_Job:_
Each entry must appear again exactly as it does in the source.

_Exercise materials:_
════

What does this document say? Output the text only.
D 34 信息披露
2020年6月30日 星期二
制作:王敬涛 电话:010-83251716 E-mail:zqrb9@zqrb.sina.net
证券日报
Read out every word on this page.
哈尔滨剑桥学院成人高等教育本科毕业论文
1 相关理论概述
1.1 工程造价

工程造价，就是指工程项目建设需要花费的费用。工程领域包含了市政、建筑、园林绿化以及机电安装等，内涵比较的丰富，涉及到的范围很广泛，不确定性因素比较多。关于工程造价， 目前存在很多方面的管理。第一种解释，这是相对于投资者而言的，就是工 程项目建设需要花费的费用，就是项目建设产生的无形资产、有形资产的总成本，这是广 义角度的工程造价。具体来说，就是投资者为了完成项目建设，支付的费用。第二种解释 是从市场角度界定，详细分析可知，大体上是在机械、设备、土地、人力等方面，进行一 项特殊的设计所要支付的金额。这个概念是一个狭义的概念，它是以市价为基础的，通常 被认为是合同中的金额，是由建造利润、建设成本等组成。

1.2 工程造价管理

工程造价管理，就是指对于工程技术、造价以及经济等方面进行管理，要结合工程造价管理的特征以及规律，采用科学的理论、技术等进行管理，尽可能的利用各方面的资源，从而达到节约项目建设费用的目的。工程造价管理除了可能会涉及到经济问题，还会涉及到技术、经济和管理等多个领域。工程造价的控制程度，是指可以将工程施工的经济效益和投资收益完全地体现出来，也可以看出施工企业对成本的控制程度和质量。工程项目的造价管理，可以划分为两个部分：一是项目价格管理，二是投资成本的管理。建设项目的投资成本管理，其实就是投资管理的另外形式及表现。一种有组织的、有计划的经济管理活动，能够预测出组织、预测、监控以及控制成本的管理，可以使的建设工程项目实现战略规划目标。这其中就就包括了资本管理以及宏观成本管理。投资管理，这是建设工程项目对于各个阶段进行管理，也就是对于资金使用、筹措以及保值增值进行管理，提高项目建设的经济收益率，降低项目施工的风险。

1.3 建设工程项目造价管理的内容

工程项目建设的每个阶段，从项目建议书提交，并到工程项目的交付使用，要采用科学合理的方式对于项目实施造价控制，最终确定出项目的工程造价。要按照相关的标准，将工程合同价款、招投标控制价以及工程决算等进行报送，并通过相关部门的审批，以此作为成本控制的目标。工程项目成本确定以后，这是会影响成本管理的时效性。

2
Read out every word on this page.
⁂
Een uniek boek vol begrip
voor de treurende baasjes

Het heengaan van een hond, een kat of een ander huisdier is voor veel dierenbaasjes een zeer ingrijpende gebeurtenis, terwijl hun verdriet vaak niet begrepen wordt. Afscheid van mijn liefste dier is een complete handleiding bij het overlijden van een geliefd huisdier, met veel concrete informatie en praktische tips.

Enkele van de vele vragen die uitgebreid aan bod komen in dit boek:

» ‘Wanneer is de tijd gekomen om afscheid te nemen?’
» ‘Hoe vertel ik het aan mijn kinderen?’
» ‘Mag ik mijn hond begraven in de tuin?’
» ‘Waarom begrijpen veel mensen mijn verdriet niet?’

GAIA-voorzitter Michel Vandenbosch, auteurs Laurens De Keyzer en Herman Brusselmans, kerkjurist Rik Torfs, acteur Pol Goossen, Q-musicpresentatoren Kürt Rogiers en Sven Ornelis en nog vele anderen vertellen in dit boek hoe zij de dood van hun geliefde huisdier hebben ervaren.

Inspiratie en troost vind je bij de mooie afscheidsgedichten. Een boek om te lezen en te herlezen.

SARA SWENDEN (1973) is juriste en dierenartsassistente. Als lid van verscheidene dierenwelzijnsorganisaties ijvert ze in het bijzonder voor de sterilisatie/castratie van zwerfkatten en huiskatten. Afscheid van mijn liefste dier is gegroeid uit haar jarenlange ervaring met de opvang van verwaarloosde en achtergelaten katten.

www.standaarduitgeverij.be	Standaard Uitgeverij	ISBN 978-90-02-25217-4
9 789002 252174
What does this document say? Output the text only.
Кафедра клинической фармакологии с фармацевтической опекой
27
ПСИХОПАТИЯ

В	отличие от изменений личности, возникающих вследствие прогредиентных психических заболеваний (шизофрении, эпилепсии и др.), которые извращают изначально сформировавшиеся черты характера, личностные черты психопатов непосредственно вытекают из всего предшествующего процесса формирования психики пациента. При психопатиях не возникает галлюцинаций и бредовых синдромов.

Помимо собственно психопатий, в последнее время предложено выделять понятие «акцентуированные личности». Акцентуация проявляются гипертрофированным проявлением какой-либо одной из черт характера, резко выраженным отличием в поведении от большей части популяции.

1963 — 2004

════

_Expected answer:_
What does this document say? Output the text only.
D 34 信息披露
2020年6月30日 星期二
制作:王敬涛 电话:010-83251716 E-mail:zqrb9@zqrb.sina.net
证券日报
Read out every word on this page.
哈尔滨剑桥学院成人高等教育本科毕业论文
1 相关理论概述
1.1 工程造价

工程造价，就是指工程项目建设需要花费的费用。工程领域包含了市政、建筑、园林绿化以及机电安装等，内涵比较的丰富，涉及到的范围很广泛，不确定性因素比较多。关于工程造价， 目前存在很多方面的管理。第一种解释，这是相对于投资者而言的，就是工 程项目建设需要花费的费用，就是项目建设产生的无形资产、有形资产的总成本，这是广 义角度的工程造价。具体来说，就是投资者为了完成项目建设，支付的费用。第二种解释 是从市场角度界定，详细分析可知，大体上是在机械、设备、土地、人力等方面，进行一 项特殊的设计所要支付的金额。这个概念是一个狭义的概念，它是以市价为基础的，通常 被认为是合同中的金额，是由建造利润、建设成本等组成。

1.2 工程造价管理

工程造价管理，就是指对于工程技术、造价以及经济等方面进行管理，要结合工程造价管理的特征以及规律，采用科学的理论、技术等进行管理，尽可能的利用各方面的资源，从而达到节约项目建设费用的目的。工程造价管理除了可能会涉及到经济问题，还会涉及到技术、经济和管理等多个领域。工程造价的控制程度，是指可以将工程施工的经济效益和投资收益完全地体现出来，也可以看出施工企业对成本的控制程度和质量。工程项目的造价管理，可以划分为两个部分：一是项目价格管理，二是投资成本的管理。建设项目的投资成本管理，其实就是投资管理的另外形式及表现。一种有组织的、有计划的经济管理活动，能够预测出组织、预测、监控以及控制成本的管理，可以使的建设工程项目实现战略规划目标。这其中就就包括了资本管理以及宏观成本管理。投资管理，这是建设工程项目对于各个阶段进行管理，也就是对于资金使用、筹措以及保值增值进行管理，提高项目建设的经济收益率，降低项目施工的风险。

1.3 建设工程项目造价管理的内容

工程项目建设的每个阶段，从项目建议书提交，并到工程项目的交付使用，要采用科学合理的方式对于项目实施造价控制，最终确定出项目的工程造价。要按照相关的标准，将工程合同价款、招投标控制价以及工程决算等进行报送，并通过相关部门的审批，以此作为成本控制的目标。工程项目成本确定以后，这是会影响成本管理的时效性。

2
Read out every word on this page.
⁂
Een uniek boek vol begrip
voor de treurende baasjes

Het heengaan van een hond, een kat of een ander huisdier is voor veel dierenbaasjes een zeer ingrijpende gebeurtenis, terwijl hun verdriet vaak niet begrepen wordt. Afscheid van mijn liefste dier is een complete handleiding bij het overlijden van een geliefd huisdier, met veel concrete informatie en praktische tips.

Enkele van de vele vragen die uitgebreid aan bod komen in dit boek:

» ‘Wanneer is de tijd gekomen om afscheid te nemen?’
» ‘Hoe vertel ik het aan mijn kinderen?’
» ‘Mag ik mijn hond begraven in de tuin?’
» ‘Waarom begrijpen veel mensen mijn verdriet niet?’

GAIA-voorzitter Michel Vandenbosch, auteurs Laurens De Keyzer en Herman Brusselmans, kerkjurist Rik Torfs, acteur Pol Goossen, Q-musicpresentatoren Kürt Rogiers en Sven Ornelis en nog vele anderen vertellen in dit boek hoe zij de dood van hun geliefde huisdier hebben ervaren.

Inspiratie en troost vind je bij de mooie afscheidsgedichten. Een boek om te lezen en te herlezen.

SARA SWENDEN (1973) is juriste en dierenartsassistente. Als lid van verscheidene dierenwelzijnsorganisaties ijvert ze in het bijzonder voor de sterilisatie/castratie van zwerfkatten en huiskatten. Afscheid van mijn liefste dier is gegroeid uit haar jarenlange ervaring met de opvang van verwaarloosde en achtergelaten katten.

www.standaarduitgeverij.be	Standaard Uitgeverij	ISBN 978-90-02-25217-4
9 789002 252174
What does this document say? Output the text only.
Кафедра клинической фармакологии с фармацевтической опекой
27
ПСИХОПАТИЯ

В	отличие от изменений личности, возникающих вследствие прогредиентных психических заболеваний (шизофрении, эпилепсии и др.), которые извращают изначально сформировавшиеся черты характера, личностные черты психопатов непосредственно вытекают из всего предшествующего процесса формирования психики пациента. При психопатиях не возникает галлюцинаций и бредовых синдромов.

Помимо собственно психопатий, в последнее время предложено выделять понятие «акцентуированные личности». Акцентуация проявляются гипертрофированным проявлением какой-либо одной из черт характера, резко выраженным отличием в поведении от большей части популяции.

1963 — 2004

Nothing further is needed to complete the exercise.